Reproduce each line exactly.

[Entries from a dataset]
┌──
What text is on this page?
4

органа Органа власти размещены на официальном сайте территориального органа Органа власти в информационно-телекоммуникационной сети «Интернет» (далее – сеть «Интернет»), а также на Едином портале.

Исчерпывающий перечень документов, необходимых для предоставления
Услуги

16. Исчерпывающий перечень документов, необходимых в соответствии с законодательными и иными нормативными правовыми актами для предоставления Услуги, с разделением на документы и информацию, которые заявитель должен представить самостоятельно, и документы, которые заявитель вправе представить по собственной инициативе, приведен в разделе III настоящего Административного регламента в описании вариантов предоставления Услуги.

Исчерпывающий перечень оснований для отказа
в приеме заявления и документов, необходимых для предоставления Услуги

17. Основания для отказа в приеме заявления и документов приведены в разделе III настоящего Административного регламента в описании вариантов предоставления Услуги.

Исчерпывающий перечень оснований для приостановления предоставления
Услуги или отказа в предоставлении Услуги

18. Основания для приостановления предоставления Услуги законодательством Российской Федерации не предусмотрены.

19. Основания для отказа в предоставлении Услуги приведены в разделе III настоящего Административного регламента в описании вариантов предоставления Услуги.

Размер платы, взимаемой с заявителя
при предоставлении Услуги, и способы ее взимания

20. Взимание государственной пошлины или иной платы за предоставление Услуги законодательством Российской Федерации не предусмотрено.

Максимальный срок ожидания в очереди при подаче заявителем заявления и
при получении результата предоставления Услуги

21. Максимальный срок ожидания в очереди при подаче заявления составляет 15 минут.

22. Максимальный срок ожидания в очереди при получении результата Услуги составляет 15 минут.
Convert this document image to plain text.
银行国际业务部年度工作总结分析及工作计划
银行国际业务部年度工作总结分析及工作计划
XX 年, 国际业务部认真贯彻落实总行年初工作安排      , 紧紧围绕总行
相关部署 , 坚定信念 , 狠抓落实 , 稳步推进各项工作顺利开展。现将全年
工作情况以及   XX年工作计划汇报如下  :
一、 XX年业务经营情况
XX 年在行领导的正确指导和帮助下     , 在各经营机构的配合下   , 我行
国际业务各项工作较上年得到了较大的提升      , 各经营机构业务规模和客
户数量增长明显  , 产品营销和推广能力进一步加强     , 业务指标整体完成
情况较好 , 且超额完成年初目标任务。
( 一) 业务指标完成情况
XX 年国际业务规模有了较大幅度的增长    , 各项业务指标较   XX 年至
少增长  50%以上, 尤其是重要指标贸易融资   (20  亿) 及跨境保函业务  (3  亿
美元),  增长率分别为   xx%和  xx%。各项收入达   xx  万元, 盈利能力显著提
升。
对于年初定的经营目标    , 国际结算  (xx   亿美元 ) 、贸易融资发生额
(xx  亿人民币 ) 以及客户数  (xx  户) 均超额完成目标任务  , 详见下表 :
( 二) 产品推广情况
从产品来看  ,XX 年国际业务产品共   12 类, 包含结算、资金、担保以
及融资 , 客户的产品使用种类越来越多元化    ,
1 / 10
└──
Task result
What text is on this page?
4

органа Органа власти размещены на официальном сайте территориального органа Органа власти в информационно-телекоммуникационной сети «Интернет» (далее – сеть «Интернет»), а также на Едином портале.

Исчерпывающий перечень документов, необходимых для предоставления
Услуги

16. Исчерпывающий перечень документов, необходимых в соответствии с законодательными и иными нормативными правовыми актами для предоставления Услуги, с разделением на документы и информацию, которые заявитель должен представить самостоятельно, и документы, которые заявитель вправе представить по собственной инициативе, приведен в разделе III настоящего Административного регламента в описании вариантов предоставления Услуги.

Исчерпывающий перечень оснований для отказа
в приеме заявления и документов, необходимых для предоставления Услуги

17. Основания для отказа в приеме заявления и документов приведены в разделе III настоящего Административного регламента в описании вариантов предоставления Услуги.

Исчерпывающий перечень оснований для приостановления предоставления
Услуги или отказа в предоставлении Услуги

18. Основания для приостановления предоставления Услуги законодательством Российской Федерации не предусмотрены.

19. Основания для отказа в предоставлении Услуги приведены в разделе III настоящего Административного регламента в описании вариантов предоставления Услуги.

Размер платы, взимаемой с заявителя
при предоставлении Услуги, и способы ее взимания

20. Взимание государственной пошлины или иной платы за предоставление Услуги законодательством Российской Федерации не предусмотрено.

Максимальный срок ожидания в очереди при подаче заявителем заявления и
при получении результата предоставления Услуги

21. Максимальный срок ожидания в очереди при подаче заявления составляет 15 минут.

22. Максимальный срок ожидания в очереди при получении результата Услуги составляет 15 минут.
Convert this document image to plain text.
银行国际业务部年度工作总结分析及工作计划
银行国际业务部年度工作总结分析及工作计划
XX 年, 国际业务部认真贯彻落实总行年初工作安排      , 紧紧围绕总行
相关部署 , 坚定信念 , 狠抓落实 , 稳步推进各项工作顺利开展。现将全年
工作情况以及   XX年工作计划汇报如下  :
一、 XX年业务经营情况
XX 年在行领导的正确指导和帮助下     , 在各经营机构的配合下   , 我行
国际业务各项工作较上年得到了较大的提升      , 各经营机构业务规模和客
户数量增长明显  , 产品营销和推广能力进一步加强     , 业务指标整体完成
情况较好 , 且超额完成年初目标任务。
( 一) 业务指标完成情况
XX 年国际业务规模有了较大幅度的增长    , 各项业务指标较   XX 年至
少增长  50%以上, 尤其是重要指标贸易融资   (20  亿) 及跨境保函业务  (3  亿
美元),  增长率分别为   xx%和  xx%。各项收入达   xx  万元, 盈利能力显著提
升。
对于年初定的经营目标    , 国际结算  (xx   亿美元 ) 、贸易融资发生额
(xx  亿人民币 ) 以及客户数  (xx  户) 均超额完成目标任务  , 详见下表 :
( 二) 产品推广情况
从产品来看  ,XX 年国际业务产品共   12 类, 包含结算、资金、担保以
及融资 , 客户的产品使用种类越来越多元化    ,
1 / 10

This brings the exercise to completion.